Exercise brief
Leave out the pictures and copy every record exactly.

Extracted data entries
-- START --

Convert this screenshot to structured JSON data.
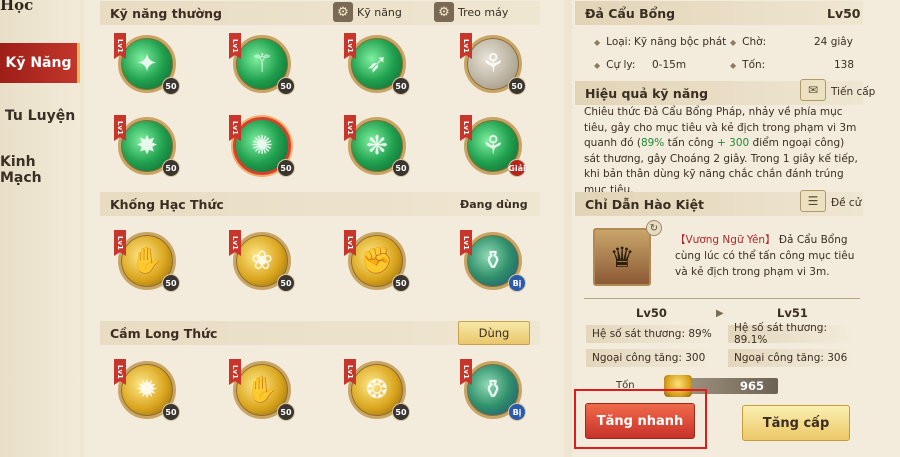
{
  "nav": {
    "title": "Học",
    "items": [
      {
        "label": "Kỹ Năng",
        "active": true
      },
      {
        "label": "Tu Luyện",
        "active": false
      },
      {
        "label": "Kinh Mạch",
        "active": false
      }
    ]
  },
  "sections": {
    "normal": {
      "title": "Kỹ năng thường",
      "skill_btn": "Kỹ năng",
      "auto_btn": "Treo máy"
    },
    "khong_hac": {
      "title": "Khống Hạc Thức",
      "status": "Đang dùng"
    },
    "cam_long": {
      "title": "Cầm Long Thức",
      "use_btn": "Dùng"
    }
  },
  "skills": {
    "row1": [
      {
        "level": "Lv1",
        "badge": "50",
        "color": "green",
        "icon": "claw-icon"
      },
      {
        "level": "Lv1",
        "badge": "50",
        "color": "green",
        "icon": "staff-icon"
      },
      {
        "level": "Lv1",
        "badge": "50",
        "color": "green",
        "icon": "spear-icon"
      },
      {
        "level": "Lv1",
        "badge": "50",
        "color": "gray",
        "icon": "bamboo-icon"
      }
    ],
    "row2": [
      {
        "level": "Lv1",
        "badge": "50",
        "color": "green",
        "icon": "strike-icon"
      },
      {
        "level": "Lv1",
        "badge": "50",
        "color": "green",
        "icon": "staff-spin-icon",
        "selected": true
      },
      {
        "level": "Lv1",
        "badge": "50",
        "color": "green",
        "icon": "slash-icon"
      },
      {
        "level": "Lv1",
        "badge": "Giải",
        "color": "green",
        "icon": "bamboo-green-icon"
      }
    ],
    "row3": [
      {
        "level": "Lv1",
        "badge": "50",
        "color": "gold",
        "icon": "palm-icon"
      },
      {
        "level": "Lv1",
        "badge": "50",
        "color": "gold",
        "icon": "crane-icon"
      },
      {
        "level": "Lv1",
        "badge": "50",
        "color": "gold",
        "icon": "fist-icon"
      },
      {
        "level": "Lv1",
        "badge": "Bị",
        "color": "greenvase",
        "icon": "vase-icon"
      }
    ],
    "row4": [
      {
        "level": "Lv1",
        "badge": "50",
        "color": "gold",
        "icon": "burst-icon"
      },
      {
        "level": "Lv1",
        "badge": "50",
        "color": "gold",
        "icon": "hand-icon"
      },
      {
        "level": "Lv1",
        "badge": "50",
        "color": "gold",
        "icon": "dragon-icon"
      },
      {
        "level": "Lv1",
        "badge": "Bị",
        "color": "greenvase",
        "icon": "vase-icon"
      }
    ]
  },
  "detail": {
    "name": "Đả Cẩu Bổng",
    "level": "Lv50",
    "type_label": "Loại:",
    "type_value": "Kỹ năng bộc phát",
    "wait_label": "Chờ:",
    "wait_value": "24 giây",
    "range_label": "Cự ly:",
    "range_value": "0-15m",
    "cost_label": "Tốn:",
    "cost_value": "138",
    "effect_title": "Hiệu quả kỹ năng",
    "advance_label": "Tiến cấp",
    "desc_1": "Chiêu thức Đả Cẩu Bổng Pháp, nhảy về phía mục tiêu, gây cho mục tiêu và kẻ địch trong phạm vi 3m quanh đó (",
    "desc_pct": "89%",
    "desc_2": " tấn công ",
    "desc_plus": "+ 300",
    "desc_3": " điểm ngoại công) sát thương, gây Choáng 2 giây. Trong 1 giây kế tiếp, khi bản thân dùng kỹ năng chắc chắn đánh trúng mục tiêu."
  },
  "guide": {
    "title": "Chỉ Dẫn Hào Kiệt",
    "recommend_label": "Đề cử",
    "hero_name": "【Vương Ngữ Yên】",
    "hero_text": "Đả Cẩu Bổng cùng lúc có thể tấn công mục tiêu và kẻ địch trong phạm vi 3m."
  },
  "compare": {
    "current_level": "Lv50",
    "next_level": "Lv51",
    "current_dmg": "Hệ số sát thương: 89%",
    "next_dmg": "Hệ số sát thương: 89.1%",
    "current_ext": "Ngoại công tăng: 300",
    "next_ext": "Ngoại công tăng: 306"
  },
  "upgrade": {
    "cost_label": "Tốn",
    "cost_value": "965",
    "quick_btn": "Tăng nhanh",
    "level_btn": "Tăng cấp"
  }
}
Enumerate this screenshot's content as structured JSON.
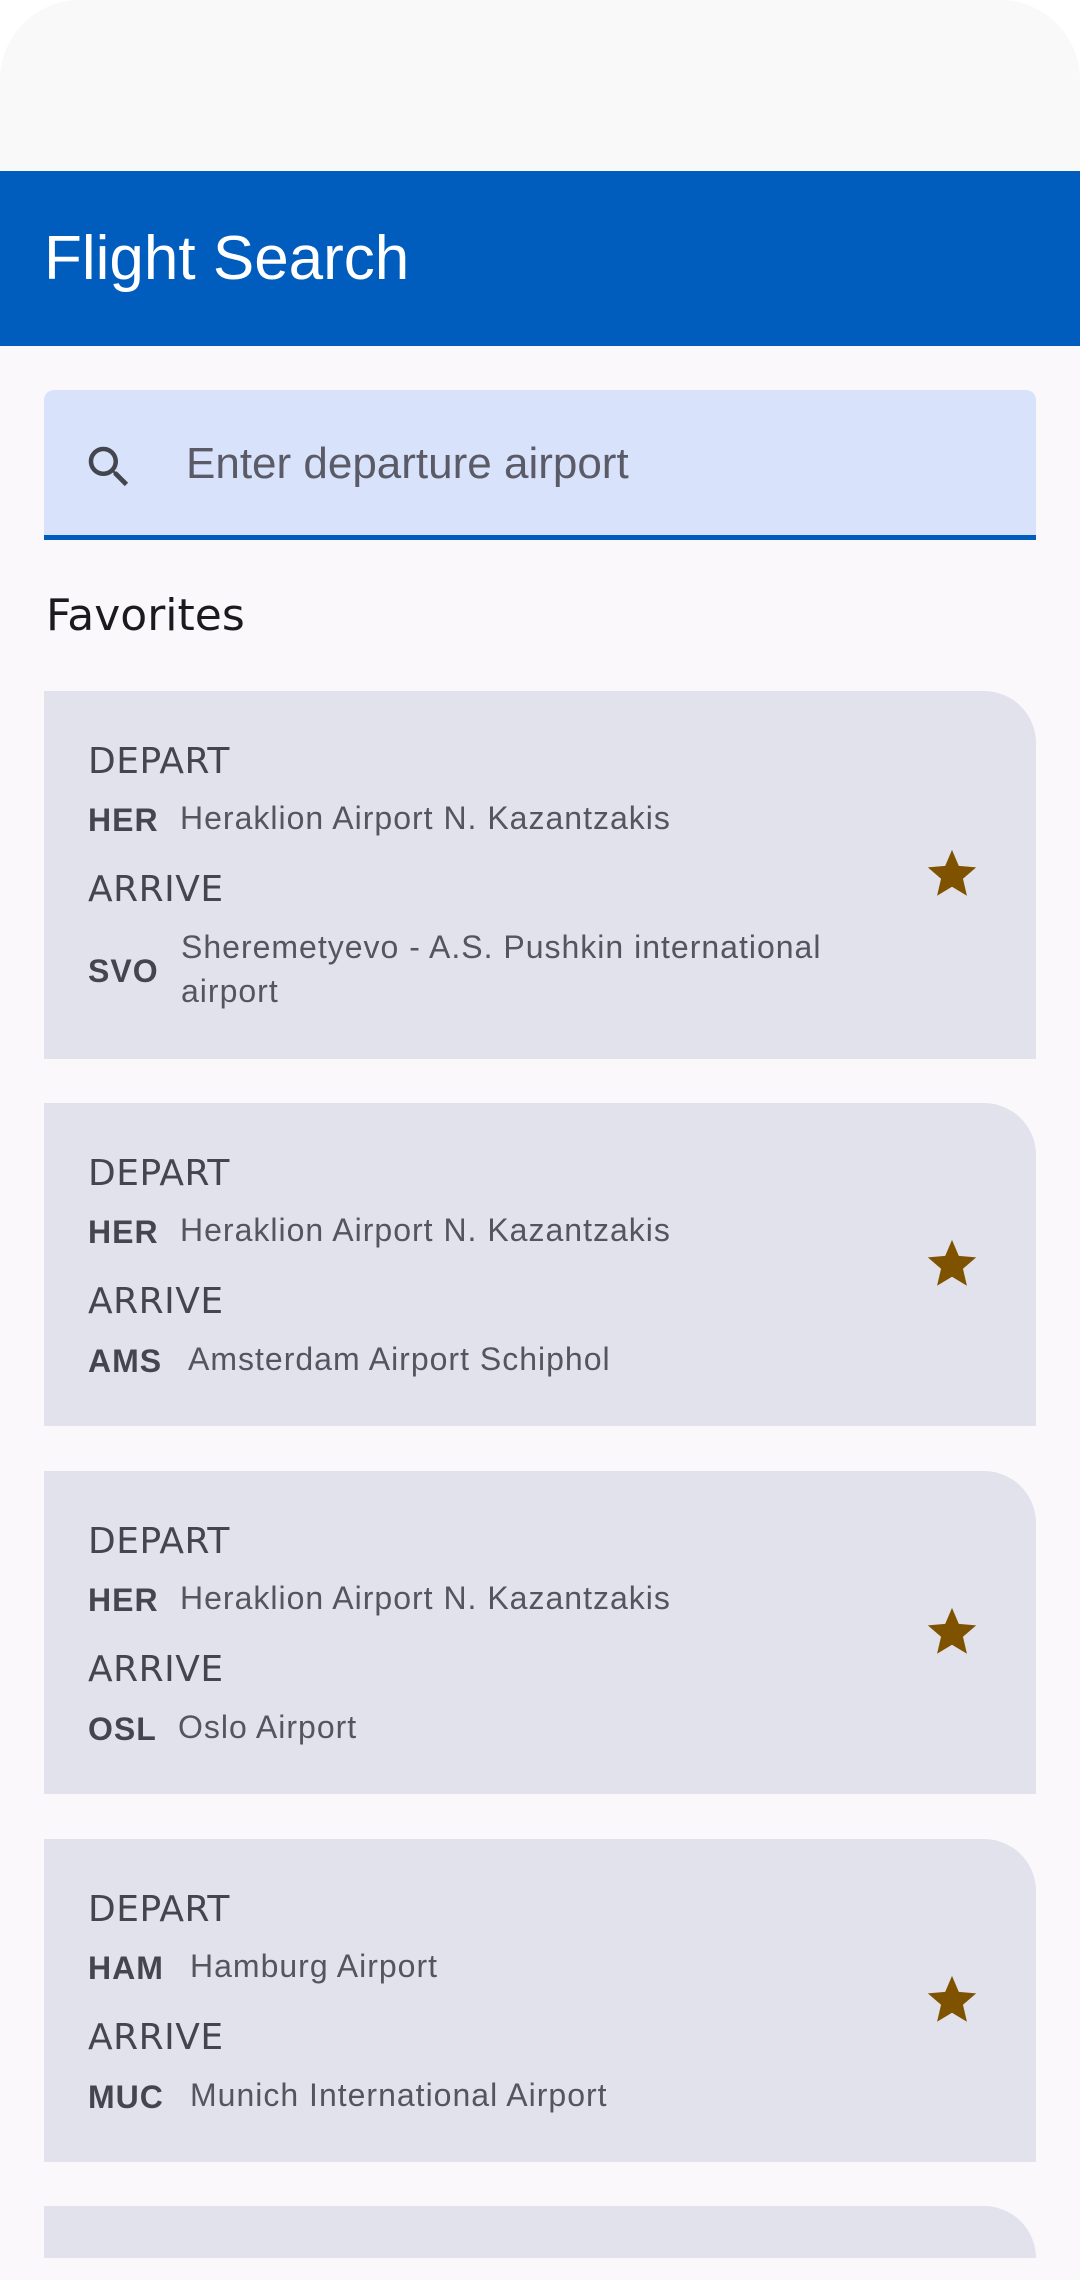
{
  "app_bar": {
    "title": "Flight Search"
  },
  "search": {
    "placeholder": "Enter departure airport",
    "value": ""
  },
  "favorites": {
    "title": "Favorites",
    "depart_label": "DEPART",
    "arrive_label": "ARRIVE",
    "items": [
      {
        "depart_code": "HER",
        "depart_name": "Heraklion Airport N. Kazantzakis",
        "arrive_code": "SVO",
        "arrive_name": "Sheremetyevo - A.S. Pushkin international airport",
        "favorite": true
      },
      {
        "depart_code": "HER",
        "depart_name": "Heraklion Airport N. Kazantzakis",
        "arrive_code": "AMS",
        "arrive_name": "Amsterdam Airport Schiphol",
        "favorite": true
      },
      {
        "depart_code": "HER",
        "depart_name": "Heraklion Airport N. Kazantzakis",
        "arrive_code": "OSL",
        "arrive_name": "Oslo Airport",
        "favorite": true
      },
      {
        "depart_code": "HAM",
        "depart_name": "Hamburg Airport",
        "arrive_code": "MUC",
        "arrive_name": "Munich International Airport",
        "favorite": true
      }
    ]
  },
  "colors": {
    "primary": "#005cbd",
    "search_container": "#d8e2fb",
    "card_background": "#e2e2ec",
    "star": "#7f5200"
  },
  "icons": {
    "search": "search-icon",
    "favorite": "star-icon"
  }
}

-- END --

Solution for this problem
Convert this screenshot to structured JSON data.
{
  "nav": {
    "title": "Học",
    "items": [
      {
        "label": "Kỹ Năng",
        "active": true
      },
      {
        "label": "Tu Luyện",
        "active": false
      },
      {
        "label": "Kinh Mạch",
        "active": false
      }
    ]
  },
  "sections": {
    "normal": {
      "title": "Kỹ năng thường",
      "skill_btn": "Kỹ năng",
      "auto_btn": "Treo máy"
    },
    "khong_hac": {
      "title": "Khống Hạc Thức",
      "status": "Đang dùng"
    },
    "cam_long": {
      "title": "Cầm Long Thức",
      "use_btn": "Dùng"
    }
  },
  "skills": {
    "row1": [
      {
        "level": "Lv1",
        "badge": "50",
        "color": "green",
        "icon": "claw-icon"
      },
      {
        "level": "Lv1",
        "badge": "50",
        "color": "green",
        "icon": "staff-icon"
      },
      {
        "level": "Lv1",
        "badge": "50",
        "color": "green",
        "icon": "spear-icon"
      },
      {
        "level": "Lv1",
        "badge": "50",
        "color": "gray",
        "icon": "bamboo-icon"
      }
    ],
    "row2": [
      {
        "level": "Lv1",
        "badge": "50",
        "color": "green",
        "icon": "strike-icon"
      },
      {
        "level": "Lv1",
        "badge": "50",
        "color": "green",
        "icon": "staff-spin-icon",
        "selected": true
      },
      {
        "level": "Lv1",
        "badge": "50",
        "color": "green",
        "icon": "slash-icon"
      },
      {
        "level": "Lv1",
        "badge": "Giải",
        "color": "green",
        "icon": "bamboo-green-icon"
      }
    ],
    "row3": [
      {
        "level": "Lv1",
        "badge": "50",
        "color": "gold",
        "icon": "palm-icon"
      },
      {
        "level": "Lv1",
        "badge": "50",
        "color": "gold",
        "icon": "crane-icon"
      },
      {
        "level": "Lv1",
        "badge": "50",
        "color": "gold",
        "icon": "fist-icon"
      },
      {
        "level": "Lv1",
        "badge": "Bị",
        "color": "greenvase",
        "icon": "vase-icon"
      }
    ],
    "row4": [
      {
        "level": "Lv1",
        "badge": "50",
        "color": "gold",
        "icon": "burst-icon"
      },
      {
        "level": "Lv1",
        "badge": "50",
        "color": "gold",
        "icon": "hand-icon"
      },
      {
        "level": "Lv1",
        "badge": "50",
        "color": "gold",
        "icon": "dragon-icon"
      },
      {
        "level": "Lv1",
        "badge": "Bị",
        "color": "greenvase",
        "icon": "vase-icon"
      }
    ]
  },
  "detail": {
    "name": "Đả Cẩu Bổng",
    "level": "Lv50",
    "type_label": "Loại:",
    "type_value": "Kỹ năng bộc phát",
    "wait_label": "Chờ:",
    "wait_value": "24 giây",
    "range_label": "Cự ly:",
    "range_value": "0-15m",
    "cost_label": "Tốn:",
    "cost_value": "138",
    "effect_title": "Hiệu quả kỹ năng",
    "advance_label": "Tiến cấp",
    "desc_1": "Chiêu thức Đả Cẩu Bổng Pháp, nhảy về phía mục tiêu, gây cho mục tiêu và kẻ địch trong phạm vi 3m quanh đó (",
    "desc_pct": "89%",
    "desc_2": " tấn công ",
    "desc_plus": "+ 300",
    "desc_3": " điểm ngoại công) sát thương, gây Choáng 2 giây. Trong 1 giây kế tiếp, khi bản thân dùng kỹ năng chắc chắn đánh trúng mục tiêu."
  },
  "guide": {
    "title": "Chỉ Dẫn Hào Kiệt",
    "recommend_label": "Đề cử",
    "hero_name": "【Vương Ngữ Yên】",
    "hero_text": "Đả Cẩu Bổng cùng lúc có thể tấn công mục tiêu và kẻ địch trong phạm vi 3m."
  },
  "compare": {
    "current_level": "Lv50",
    "next_level": "Lv51",
    "current_dmg": "Hệ số sát thương: 89%",
    "next_dmg": "Hệ số sát thương: 89.1%",
    "current_ext": "Ngoại công tăng: 300",
    "next_ext": "Ngoại công tăng: 306"
  },
  "upgrade": {
    "cost_label": "Tốn",
    "cost_value": "965",
    "quick_btn": "Tăng nhanh",
    "level_btn": "Tăng cấp"
  }
}
Enumerate this screenshot's content as structured JSON.
{
  "app_bar": {
    "title": "Flight Search"
  },
  "search": {
    "placeholder": "Enter departure airport",
    "value": ""
  },
  "favorites": {
    "title": "Favorites",
    "depart_label": "DEPART",
    "arrive_label": "ARRIVE",
    "items": [
      {
        "depart_code": "HER",
        "depart_name": "Heraklion Airport N. Kazantzakis",
        "arrive_code": "SVO",
        "arrive_name": "Sheremetyevo - A.S. Pushkin international airport",
        "favorite": true
      },
      {
        "depart_code": "HER",
        "depart_name": "Heraklion Airport N. Kazantzakis",
        "arrive_code": "AMS",
        "arrive_name": "Amsterdam Airport Schiphol",
        "favorite": true
      },
      {
        "depart_code": "HER",
        "depart_name": "Heraklion Airport N. Kazantzakis",
        "arrive_code": "OSL",
        "arrive_name": "Oslo Airport",
        "favorite": true
      },
      {
        "depart_code": "HAM",
        "depart_name": "Hamburg Airport",
        "arrive_code": "MUC",
        "arrive_name": "Munich International Airport",
        "favorite": true
      }
    ]
  },
  "colors": {
    "primary": "#005cbd",
    "search_container": "#d8e2fb",
    "card_background": "#e2e2ec",
    "star": "#7f5200"
  },
  "icons": {
    "search": "search-icon",
    "favorite": "star-icon"
  }
}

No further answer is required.